**Set exercise**: From the entries provided below, copy each line that contains the word "Зміна".

**Stored data**:
BEGIN
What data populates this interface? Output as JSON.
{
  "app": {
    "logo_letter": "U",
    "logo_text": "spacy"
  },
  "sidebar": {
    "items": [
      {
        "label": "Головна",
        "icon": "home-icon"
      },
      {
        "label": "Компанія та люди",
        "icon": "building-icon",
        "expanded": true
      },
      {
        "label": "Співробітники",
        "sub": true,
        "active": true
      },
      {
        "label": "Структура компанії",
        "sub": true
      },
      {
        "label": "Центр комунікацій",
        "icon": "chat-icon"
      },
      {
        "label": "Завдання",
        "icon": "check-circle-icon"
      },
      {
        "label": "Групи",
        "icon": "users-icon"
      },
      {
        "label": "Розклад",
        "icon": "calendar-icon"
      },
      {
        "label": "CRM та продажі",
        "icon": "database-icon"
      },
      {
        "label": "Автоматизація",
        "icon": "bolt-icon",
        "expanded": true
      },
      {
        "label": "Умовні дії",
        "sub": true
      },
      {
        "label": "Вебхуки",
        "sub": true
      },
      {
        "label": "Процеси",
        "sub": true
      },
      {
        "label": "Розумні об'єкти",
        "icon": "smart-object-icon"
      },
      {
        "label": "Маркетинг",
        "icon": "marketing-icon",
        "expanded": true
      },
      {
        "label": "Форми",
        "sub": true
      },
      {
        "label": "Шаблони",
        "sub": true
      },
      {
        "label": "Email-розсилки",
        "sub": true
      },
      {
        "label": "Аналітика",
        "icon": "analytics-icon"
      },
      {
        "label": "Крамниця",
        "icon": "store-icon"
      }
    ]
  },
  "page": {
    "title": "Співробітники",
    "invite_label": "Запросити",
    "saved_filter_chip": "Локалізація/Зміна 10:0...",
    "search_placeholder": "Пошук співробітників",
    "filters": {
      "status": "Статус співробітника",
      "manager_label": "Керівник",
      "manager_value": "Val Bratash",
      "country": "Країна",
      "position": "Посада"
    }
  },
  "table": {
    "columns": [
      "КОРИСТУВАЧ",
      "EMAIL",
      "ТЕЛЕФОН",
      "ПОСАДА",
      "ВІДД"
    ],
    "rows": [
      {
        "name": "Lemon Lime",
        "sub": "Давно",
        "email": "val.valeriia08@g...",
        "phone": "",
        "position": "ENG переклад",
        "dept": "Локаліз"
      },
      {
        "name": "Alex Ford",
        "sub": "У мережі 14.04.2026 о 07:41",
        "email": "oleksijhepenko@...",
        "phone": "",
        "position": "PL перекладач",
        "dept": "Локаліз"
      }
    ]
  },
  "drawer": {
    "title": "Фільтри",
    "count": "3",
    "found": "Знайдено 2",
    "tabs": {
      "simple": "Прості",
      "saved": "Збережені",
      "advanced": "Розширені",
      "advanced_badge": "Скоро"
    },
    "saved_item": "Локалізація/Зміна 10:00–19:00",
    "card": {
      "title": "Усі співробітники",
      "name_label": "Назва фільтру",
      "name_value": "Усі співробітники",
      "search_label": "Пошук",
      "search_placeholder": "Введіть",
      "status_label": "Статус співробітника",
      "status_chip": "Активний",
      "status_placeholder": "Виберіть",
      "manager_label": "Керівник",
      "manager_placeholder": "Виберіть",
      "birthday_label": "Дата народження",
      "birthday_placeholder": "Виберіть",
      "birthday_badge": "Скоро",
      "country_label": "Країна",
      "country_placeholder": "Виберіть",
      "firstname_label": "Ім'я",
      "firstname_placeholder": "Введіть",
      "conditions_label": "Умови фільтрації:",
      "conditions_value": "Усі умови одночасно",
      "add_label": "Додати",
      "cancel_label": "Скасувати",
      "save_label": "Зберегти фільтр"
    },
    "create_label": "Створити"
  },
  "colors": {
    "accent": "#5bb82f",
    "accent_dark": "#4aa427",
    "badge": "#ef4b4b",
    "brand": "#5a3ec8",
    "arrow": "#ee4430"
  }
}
END
**Answer to this problem**:
    "saved_filter_chip": "Локалізація/Зміна 10:0...",
    "saved_item": "Локалізація/Зміна 10:00–19:00",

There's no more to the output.